# YOUR OBJECTIVE
The records below must be transcribed exactly, with each picture left out.

(Dataset entries on figures)

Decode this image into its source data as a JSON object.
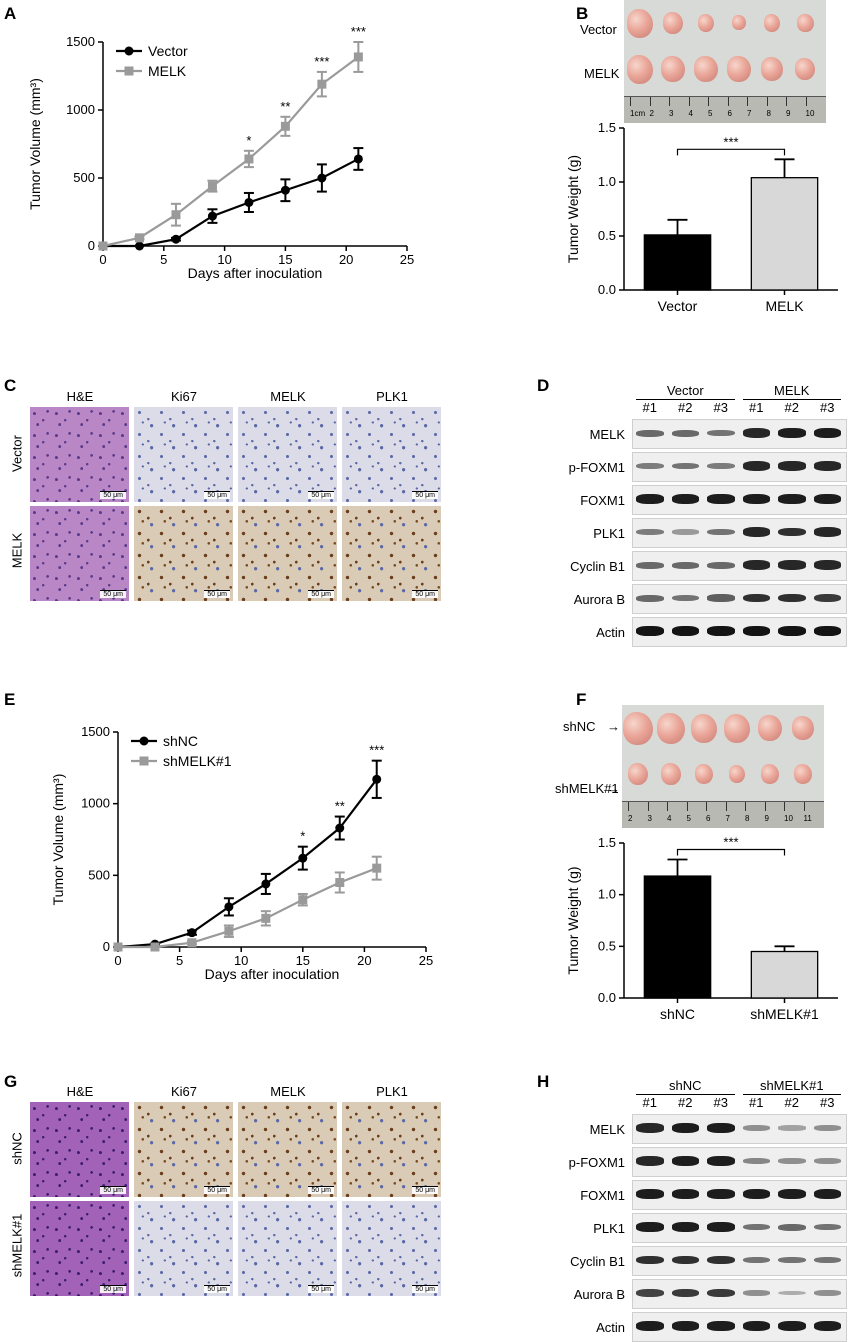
{
  "panel_letters": [
    "A",
    "B",
    "C",
    "D",
    "E",
    "F",
    "G",
    "H"
  ],
  "chart_data": [
    {
      "id": "A",
      "type": "line",
      "xlabel": "Days after inoculation",
      "ylabel": "Tumor Volume (mm³)",
      "xlim": [
        0,
        25
      ],
      "ylim": [
        0,
        1500
      ],
      "xticks": [
        "0",
        "5",
        "10",
        "15",
        "20",
        "25"
      ],
      "yticks": [
        "0",
        "500",
        "1000",
        "1500"
      ],
      "legend_position": "top-left",
      "x": [
        0,
        3,
        6,
        9,
        12,
        15,
        18,
        21
      ],
      "series": [
        {
          "name": "Vector",
          "color": "#000000",
          "marker": "circle",
          "values": [
            0,
            0,
            50,
            220,
            320,
            410,
            500,
            640
          ],
          "errors": [
            0,
            0,
            10,
            50,
            70,
            80,
            100,
            80
          ]
        },
        {
          "name": "MELK",
          "color": "#9a9a9a",
          "marker": "square",
          "values": [
            0,
            60,
            230,
            440,
            640,
            880,
            1190,
            1390
          ],
          "errors": [
            0,
            10,
            80,
            40,
            60,
            70,
            90,
            110
          ]
        }
      ],
      "annotations": [
        {
          "x": 12,
          "text": "*"
        },
        {
          "x": 15,
          "text": "**"
        },
        {
          "x": 18,
          "text": "***"
        },
        {
          "x": 21,
          "text": "***"
        }
      ]
    },
    {
      "id": "B",
      "type": "bar",
      "ylabel": "Tumor Weight (g)",
      "ylim": [
        0,
        1.5
      ],
      "yticks": [
        "0.0",
        "0.5",
        "1.0",
        "1.5"
      ],
      "categories": [
        "Vector",
        "MELK"
      ],
      "values": [
        0.51,
        1.04
      ],
      "errors": [
        0.14,
        0.17
      ],
      "colors": [
        "#000000",
        "#d8d8d8"
      ],
      "significance": "***"
    },
    {
      "id": "E",
      "type": "line",
      "xlabel": "Days after inoculation",
      "ylabel": "Tumor Volume (mm³)",
      "xlim": [
        0,
        25
      ],
      "ylim": [
        0,
        1500
      ],
      "xticks": [
        "0",
        "5",
        "10",
        "15",
        "20",
        "25"
      ],
      "yticks": [
        "0",
        "500",
        "1000",
        "1500"
      ],
      "legend_position": "top-left",
      "x": [
        0,
        3,
        6,
        9,
        12,
        15,
        18,
        21
      ],
      "series": [
        {
          "name": "shNC",
          "color": "#000000",
          "marker": "circle",
          "values": [
            0,
            20,
            100,
            280,
            440,
            620,
            830,
            1170
          ],
          "errors": [
            0,
            5,
            15,
            60,
            70,
            80,
            80,
            130
          ]
        },
        {
          "name": "shMELK#1",
          "color": "#9a9a9a",
          "marker": "square",
          "values": [
            0,
            0,
            30,
            110,
            200,
            330,
            450,
            550
          ],
          "errors": [
            0,
            0,
            10,
            40,
            50,
            40,
            70,
            80
          ]
        }
      ],
      "annotations": [
        {
          "x": 15,
          "text": "*"
        },
        {
          "x": 18,
          "text": "**"
        },
        {
          "x": 21,
          "text": "***"
        }
      ]
    },
    {
      "id": "F",
      "type": "bar",
      "ylabel": "Tumor Weight (g)",
      "ylim": [
        0,
        1.5
      ],
      "yticks": [
        "0.0",
        "0.5",
        "1.0",
        "1.5"
      ],
      "categories": [
        "shNC",
        "shMELK#1"
      ],
      "values": [
        1.18,
        0.45
      ],
      "errors": [
        0.16,
        0.05
      ],
      "colors": [
        "#000000",
        "#d8d8d8"
      ],
      "significance": "***"
    }
  ],
  "panel_b_photo": {
    "rows": [
      "Vector",
      "MELK"
    ],
    "ruler_labels": [
      "1cm",
      "2",
      "3",
      "4",
      "5",
      "6",
      "7",
      "8",
      "9",
      "10"
    ]
  },
  "panel_f_photo": {
    "rows": [
      "shNC",
      "shMELK#1"
    ],
    "ruler_labels": [
      "2",
      "3",
      "4",
      "5",
      "6",
      "7",
      "8",
      "9",
      "10",
      "11"
    ]
  },
  "panel_c": {
    "columns": [
      "H&E",
      "Ki67",
      "MELK",
      "PLK1"
    ],
    "rows": [
      "Vector",
      "MELK"
    ],
    "scale_bar": "50 μm"
  },
  "panel_g": {
    "columns": [
      "H&E",
      "Ki67",
      "MELK",
      "PLK1"
    ],
    "rows": [
      "shNC",
      "shMELK#1"
    ],
    "scale_bar": "50 μm"
  },
  "panel_d": {
    "groups": [
      "Vector",
      "MELK"
    ],
    "lanes": [
      "#1",
      "#2",
      "#3",
      "#1",
      "#2",
      "#3"
    ],
    "proteins": [
      "MELK",
      "p-FOXM1",
      "FOXM1",
      "PLK1",
      "Cyclin B1",
      "Aurora B",
      "Actin"
    ]
  },
  "panel_h": {
    "groups": [
      "shNC",
      "shMELK#1"
    ],
    "lanes": [
      "#1",
      "#2",
      "#3",
      "#1",
      "#2",
      "#3"
    ],
    "proteins": [
      "MELK",
      "p-FOXM1",
      "FOXM1",
      "PLK1",
      "Cyclin B1",
      "Aurora B",
      "Actin"
    ]
  }
}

# TASK OUTPUT
Decode this image into its source data as a JSON object.
{
  "panel_letters": [
    "A",
    "B",
    "C",
    "D",
    "E",
    "F",
    "G",
    "H"
  ],
  "chart_data": [
    {
      "id": "A",
      "type": "line",
      "xlabel": "Days after inoculation",
      "ylabel": "Tumor Volume (mm³)",
      "xlim": [
        0,
        25
      ],
      "ylim": [
        0,
        1500
      ],
      "xticks": [
        "0",
        "5",
        "10",
        "15",
        "20",
        "25"
      ],
      "yticks": [
        "0",
        "500",
        "1000",
        "1500"
      ],
      "legend_position": "top-left",
      "x": [
        0,
        3,
        6,
        9,
        12,
        15,
        18,
        21
      ],
      "series": [
        {
          "name": "Vector",
          "color": "#000000",
          "marker": "circle",
          "values": [
            0,
            0,
            50,
            220,
            320,
            410,
            500,
            640
          ],
          "errors": [
            0,
            0,
            10,
            50,
            70,
            80,
            100,
            80
          ]
        },
        {
          "name": "MELK",
          "color": "#9a9a9a",
          "marker": "square",
          "values": [
            0,
            60,
            230,
            440,
            640,
            880,
            1190,
            1390
          ],
          "errors": [
            0,
            10,
            80,
            40,
            60,
            70,
            90,
            110
          ]
        }
      ],
      "annotations": [
        {
          "x": 12,
          "text": "*"
        },
        {
          "x": 15,
          "text": "**"
        },
        {
          "x": 18,
          "text": "***"
        },
        {
          "x": 21,
          "text": "***"
        }
      ]
    },
    {
      "id": "B",
      "type": "bar",
      "ylabel": "Tumor Weight (g)",
      "ylim": [
        0,
        1.5
      ],
      "yticks": [
        "0.0",
        "0.5",
        "1.0",
        "1.5"
      ],
      "categories": [
        "Vector",
        "MELK"
      ],
      "values": [
        0.51,
        1.04
      ],
      "errors": [
        0.14,
        0.17
      ],
      "colors": [
        "#000000",
        "#d8d8d8"
      ],
      "significance": "***"
    },
    {
      "id": "E",
      "type": "line",
      "xlabel": "Days after inoculation",
      "ylabel": "Tumor Volume (mm³)",
      "xlim": [
        0,
        25
      ],
      "ylim": [
        0,
        1500
      ],
      "xticks": [
        "0",
        "5",
        "10",
        "15",
        "20",
        "25"
      ],
      "yticks": [
        "0",
        "500",
        "1000",
        "1500"
      ],
      "legend_position": "top-left",
      "x": [
        0,
        3,
        6,
        9,
        12,
        15,
        18,
        21
      ],
      "series": [
        {
          "name": "shNC",
          "color": "#000000",
          "marker": "circle",
          "values": [
            0,
            20,
            100,
            280,
            440,
            620,
            830,
            1170
          ],
          "errors": [
            0,
            5,
            15,
            60,
            70,
            80,
            80,
            130
          ]
        },
        {
          "name": "shMELK#1",
          "color": "#9a9a9a",
          "marker": "square",
          "values": [
            0,
            0,
            30,
            110,
            200,
            330,
            450,
            550
          ],
          "errors": [
            0,
            0,
            10,
            40,
            50,
            40,
            70,
            80
          ]
        }
      ],
      "annotations": [
        {
          "x": 15,
          "text": "*"
        },
        {
          "x": 18,
          "text": "**"
        },
        {
          "x": 21,
          "text": "***"
        }
      ]
    },
    {
      "id": "F",
      "type": "bar",
      "ylabel": "Tumor Weight (g)",
      "ylim": [
        0,
        1.5
      ],
      "yticks": [
        "0.0",
        "0.5",
        "1.0",
        "1.5"
      ],
      "categories": [
        "shNC",
        "shMELK#1"
      ],
      "values": [
        1.18,
        0.45
      ],
      "errors": [
        0.16,
        0.05
      ],
      "colors": [
        "#000000",
        "#d8d8d8"
      ],
      "significance": "***"
    }
  ],
  "panel_b_photo": {
    "rows": [
      "Vector",
      "MELK"
    ],
    "ruler_labels": [
      "1cm",
      "2",
      "3",
      "4",
      "5",
      "6",
      "7",
      "8",
      "9",
      "10"
    ]
  },
  "panel_f_photo": {
    "rows": [
      "shNC",
      "shMELK#1"
    ],
    "ruler_labels": [
      "2",
      "3",
      "4",
      "5",
      "6",
      "7",
      "8",
      "9",
      "10",
      "11"
    ]
  },
  "panel_c": {
    "columns": [
      "H&E",
      "Ki67",
      "MELK",
      "PLK1"
    ],
    "rows": [
      "Vector",
      "MELK"
    ],
    "scale_bar": "50 μm"
  },
  "panel_g": {
    "columns": [
      "H&E",
      "Ki67",
      "MELK",
      "PLK1"
    ],
    "rows": [
      "shNC",
      "shMELK#1"
    ],
    "scale_bar": "50 μm"
  },
  "panel_d": {
    "groups": [
      "Vector",
      "MELK"
    ],
    "lanes": [
      "#1",
      "#2",
      "#3",
      "#1",
      "#2",
      "#3"
    ],
    "proteins": [
      "MELK",
      "p-FOXM1",
      "FOXM1",
      "PLK1",
      "Cyclin B1",
      "Aurora B",
      "Actin"
    ]
  },
  "panel_h": {
    "groups": [
      "shNC",
      "shMELK#1"
    ],
    "lanes": [
      "#1",
      "#2",
      "#3",
      "#1",
      "#2",
      "#3"
    ],
    "proteins": [
      "MELK",
      "p-FOXM1",
      "FOXM1",
      "PLK1",
      "Cyclin B1",
      "Aurora B",
      "Actin"
    ]
  }
}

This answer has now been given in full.